**Aim of the exercise**:
All of the data needs to be repeated exactly.

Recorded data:

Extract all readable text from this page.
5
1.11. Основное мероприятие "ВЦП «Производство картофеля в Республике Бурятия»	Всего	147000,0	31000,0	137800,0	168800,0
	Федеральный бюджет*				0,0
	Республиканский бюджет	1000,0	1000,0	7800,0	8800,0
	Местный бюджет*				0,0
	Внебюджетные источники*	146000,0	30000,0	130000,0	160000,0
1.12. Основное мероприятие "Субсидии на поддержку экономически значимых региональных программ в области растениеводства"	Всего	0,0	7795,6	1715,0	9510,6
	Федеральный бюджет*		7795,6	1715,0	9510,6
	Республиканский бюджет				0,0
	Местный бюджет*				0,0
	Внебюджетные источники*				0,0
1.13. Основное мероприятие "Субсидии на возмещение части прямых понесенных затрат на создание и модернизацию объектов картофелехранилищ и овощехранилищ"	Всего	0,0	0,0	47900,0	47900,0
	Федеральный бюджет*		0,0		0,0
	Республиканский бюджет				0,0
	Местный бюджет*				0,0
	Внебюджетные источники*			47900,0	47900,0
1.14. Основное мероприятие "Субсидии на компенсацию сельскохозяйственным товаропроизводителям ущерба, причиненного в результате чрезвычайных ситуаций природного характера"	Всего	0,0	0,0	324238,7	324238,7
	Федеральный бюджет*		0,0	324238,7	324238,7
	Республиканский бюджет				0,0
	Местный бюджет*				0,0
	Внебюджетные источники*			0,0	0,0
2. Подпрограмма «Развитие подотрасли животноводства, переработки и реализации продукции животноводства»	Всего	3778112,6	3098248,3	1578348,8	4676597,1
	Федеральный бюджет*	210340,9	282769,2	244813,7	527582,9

**The reply**:
Extract all readable text from this page.
5
1.11. Основное мероприятие "ВЦП «Производство картофеля в Республике Бурятия»	Всего	147000,0	31000,0	137800,0	168800,0
	Федеральный бюджет*				0,0
	Республиканский бюджет	1000,0	1000,0	7800,0	8800,0
	Местный бюджет*				0,0
	Внебюджетные источники*	146000,0	30000,0	130000,0	160000,0
1.12. Основное мероприятие "Субсидии на поддержку экономически значимых региональных программ в области растениеводства"	Всего	0,0	7795,6	1715,0	9510,6
	Федеральный бюджет*		7795,6	1715,0	9510,6
	Республиканский бюджет				0,0
	Местный бюджет*				0,0
	Внебюджетные источники*				0,0
1.13. Основное мероприятие "Субсидии на возмещение части прямых понесенных затрат на создание и модернизацию объектов картофелехранилищ и овощехранилищ"	Всего	0,0	0,0	47900,0	47900,0
	Федеральный бюджет*		0,0		0,0
	Республиканский бюджет				0,0
	Местный бюджет*				0,0
	Внебюджетные источники*			47900,0	47900,0
1.14. Основное мероприятие "Субсидии на компенсацию сельскохозяйственным товаропроизводителям ущерба, причиненного в результате чрезвычайных ситуаций природного характера"	Всего	0,0	0,0	324238,7	324238,7
	Федеральный бюджет*		0,0	324238,7	324238,7
	Республиканский бюджет				0,0
	Местный бюджет*				0,0
	Внебюджетные источники*			0,0	0,0
2. Подпрограмма «Развитие подотрасли животноводства, переработки и реализации продукции животноводства»	Всего	3778112,6	3098248,3	1578348,8	4676597,1
	Федеральный бюджет*	210340,9	282769,2	244813,7	527582,9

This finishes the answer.